Your task →
Within this material, how many lines have the string "grid" in them? The answer is a number, with nothing added.

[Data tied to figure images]
□ □ □

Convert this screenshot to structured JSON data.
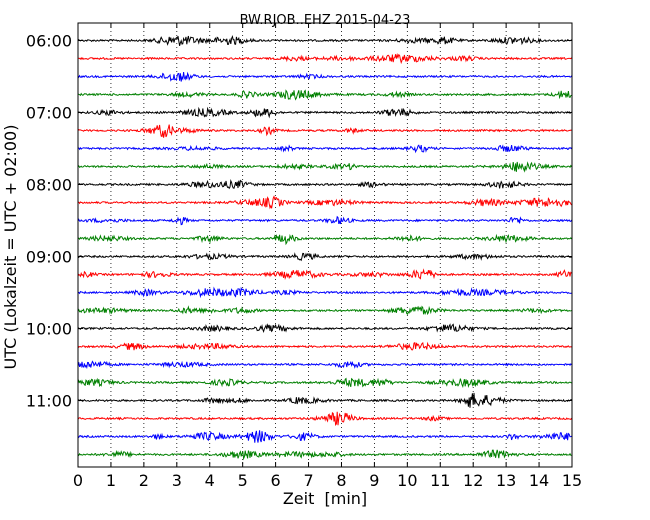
{
  "chart_data": {
    "type": "line",
    "title": "BW.RJOB..EHZ 2015-04-23",
    "xlabel": "Zeit  [min]",
    "ylabel": "UTC (Lokalzeit = UTC + 02:00)",
    "xlim": [
      0,
      15
    ],
    "x_ticks": [
      "0",
      "1",
      "2",
      "3",
      "4",
      "5",
      "6",
      "7",
      "8",
      "9",
      "10",
      "11",
      "12",
      "13",
      "14",
      "15"
    ],
    "y_tick_labels": [
      "06:00",
      "07:00",
      "08:00",
      "09:00",
      "10:00",
      "11:00"
    ],
    "grid": "vertical dotted",
    "trace_colors": [
      "#000000",
      "#ff0000",
      "#0000ff",
      "#008000"
    ],
    "traces": [
      {
        "start": "06:00"
      },
      {
        "start": "06:15"
      },
      {
        "start": "06:30"
      },
      {
        "start": "06:45"
      },
      {
        "start": "07:00"
      },
      {
        "start": "07:15"
      },
      {
        "start": "07:30"
      },
      {
        "start": "07:45"
      },
      {
        "start": "08:00"
      },
      {
        "start": "08:15"
      },
      {
        "start": "08:30"
      },
      {
        "start": "08:45"
      },
      {
        "start": "09:00"
      },
      {
        "start": "09:15"
      },
      {
        "start": "09:30"
      },
      {
        "start": "09:45"
      },
      {
        "start": "10:00"
      },
      {
        "start": "10:15"
      },
      {
        "start": "10:30"
      },
      {
        "start": "10:45"
      },
      {
        "start": "11:00"
      },
      {
        "start": "11:15"
      },
      {
        "start": "11:30"
      },
      {
        "start": "11:45"
      }
    ]
  }
}
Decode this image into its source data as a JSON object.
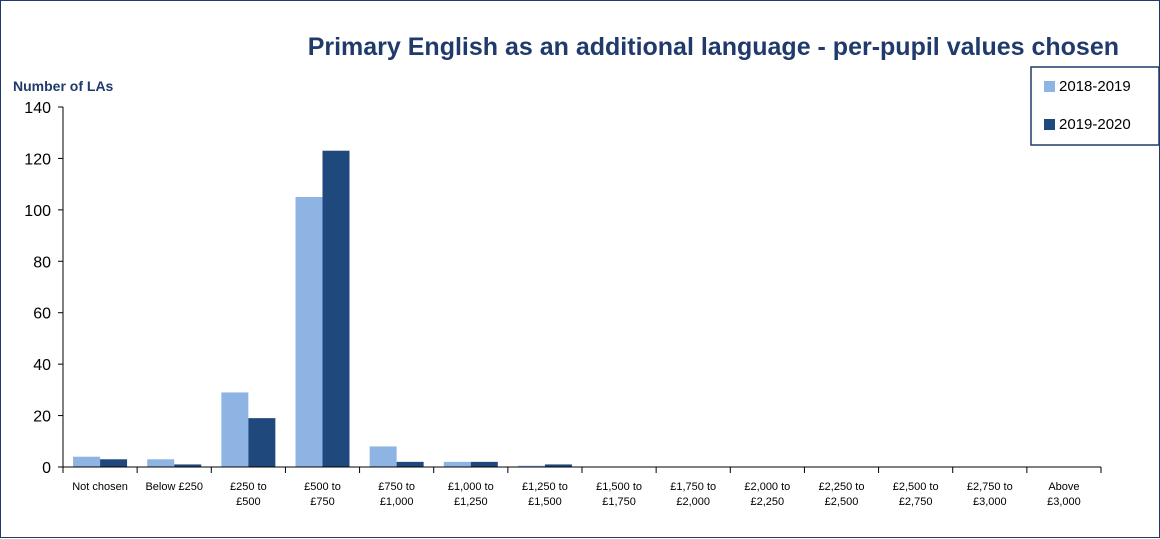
{
  "chart_data": {
    "type": "bar",
    "title": "Primary English as an additional language - per-pupil values chosen",
    "ylabel": "Number of LAs",
    "xlabel": "",
    "ylim": [
      0,
      140
    ],
    "yticks": [
      0,
      20,
      40,
      60,
      80,
      100,
      120,
      140
    ],
    "categories": [
      [
        "Not chosen"
      ],
      [
        "Below £250"
      ],
      [
        "£250 to",
        "£500"
      ],
      [
        "£500 to",
        "£750"
      ],
      [
        "£750 to",
        "£1,000"
      ],
      [
        "£1,000 to",
        "£1,250"
      ],
      [
        "£1,250 to",
        "£1,500"
      ],
      [
        "£1,500 to",
        "£1,750"
      ],
      [
        "£1,750 to",
        "£2,000"
      ],
      [
        "£2,000 to",
        "£2,250"
      ],
      [
        "£2,250 to",
        "£2,500"
      ],
      [
        "£2,500 to",
        "£2,750"
      ],
      [
        "£2,750 to",
        "£3,000"
      ],
      [
        "Above",
        "£3,000"
      ]
    ],
    "series": [
      {
        "name": "2018-2019",
        "color": "#8EB4E3",
        "values": [
          4,
          3,
          29,
          105,
          8,
          2,
          0.5,
          0,
          0,
          0,
          0,
          0,
          0,
          0
        ]
      },
      {
        "name": "2019-2020",
        "color": "#1F497D",
        "values": [
          3,
          1,
          19,
          123,
          2,
          2,
          1,
          0,
          0,
          0,
          0,
          0,
          0,
          0
        ]
      }
    ],
    "legend_position": "top-right",
    "grid": false
  }
}
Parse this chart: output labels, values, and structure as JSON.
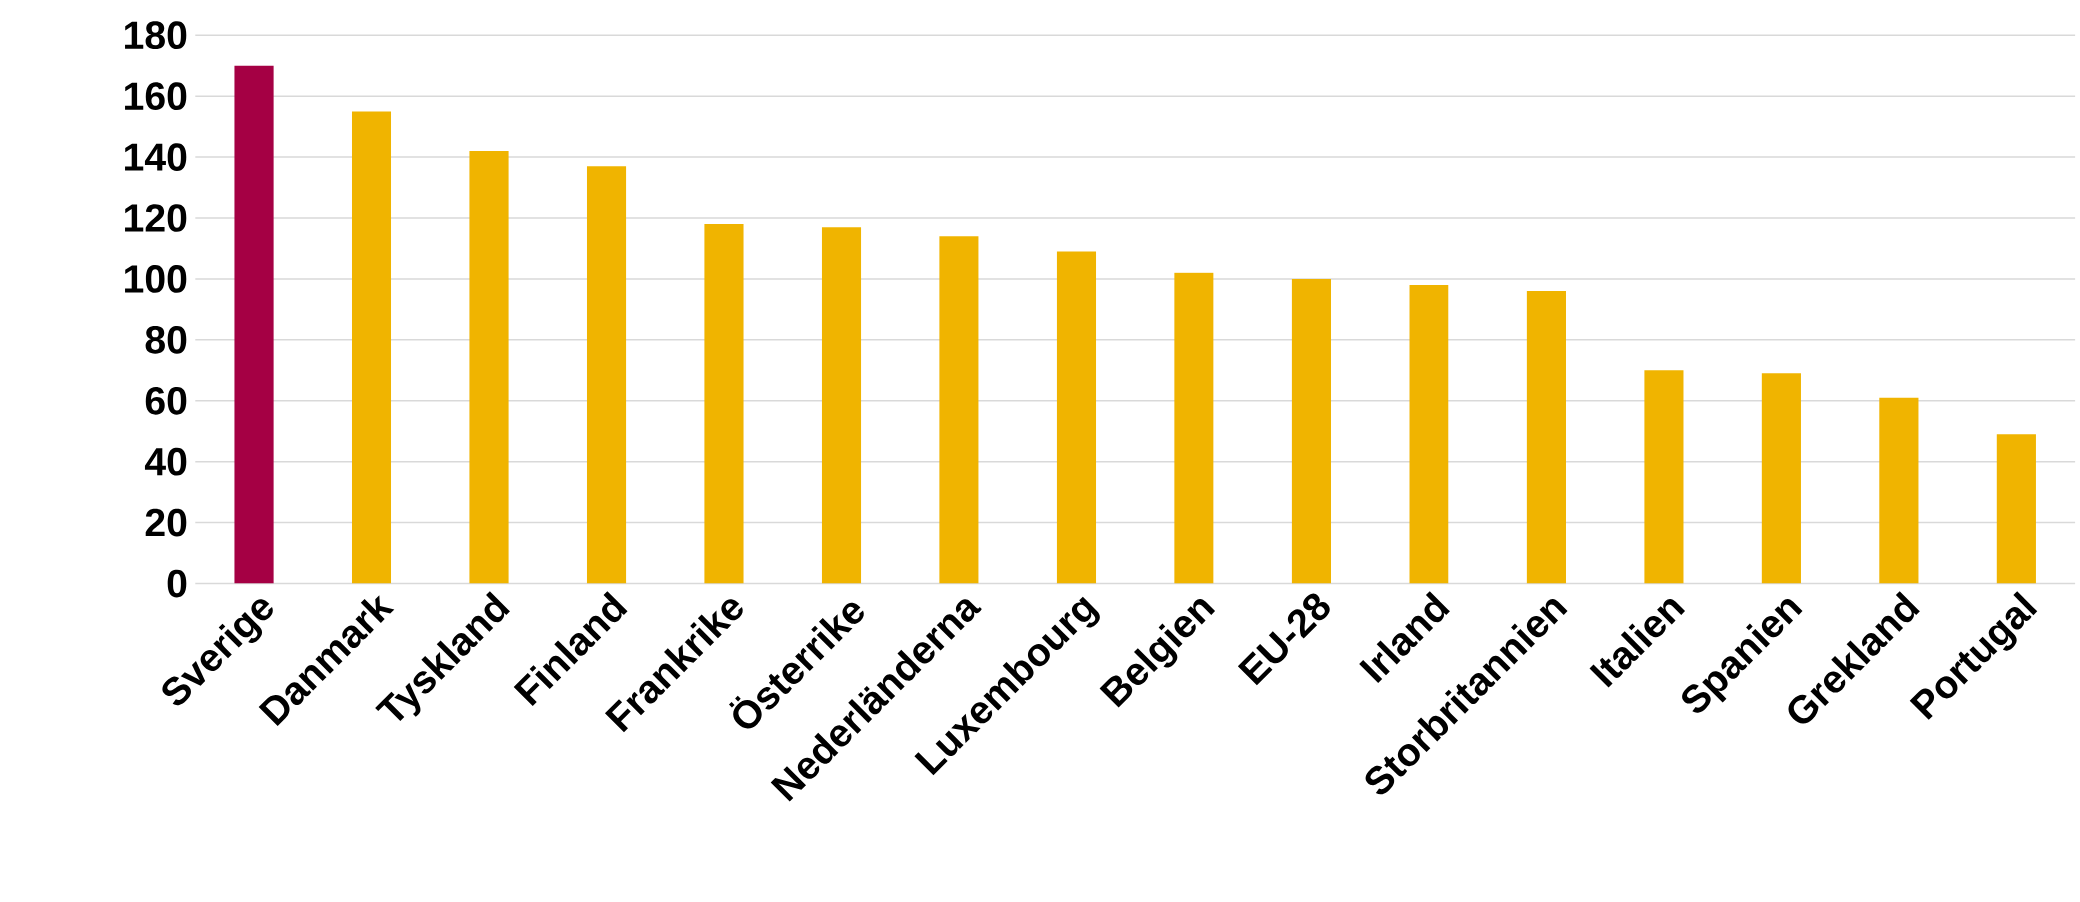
{
  "chart_data": {
    "type": "bar",
    "categories": [
      "Sverige",
      "Danmark",
      "Tyskland",
      "Finland",
      "Frankrike",
      "Österrike",
      "Nederländerna",
      "Luxembourg",
      "Belgien",
      "EU-28",
      "Irland",
      "Storbritannien",
      "Italien",
      "Spanien",
      "Grekland",
      "Portugal"
    ],
    "values": [
      170,
      155,
      142,
      137,
      118,
      117,
      114,
      109,
      102,
      100,
      98,
      96,
      70,
      69,
      61,
      49
    ],
    "colors": [
      "#a50044",
      "#f0b400",
      "#f0b400",
      "#f0b400",
      "#f0b400",
      "#f0b400",
      "#f0b400",
      "#f0b400",
      "#f0b400",
      "#f0b400",
      "#f0b400",
      "#f0b400",
      "#f0b400",
      "#f0b400",
      "#f0b400",
      "#f0b400"
    ],
    "ylim": [
      0,
      180
    ],
    "yticks": [
      0,
      20,
      40,
      60,
      80,
      100,
      120,
      140,
      160,
      180
    ],
    "grid": "y"
  }
}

□ □ □

Response →
3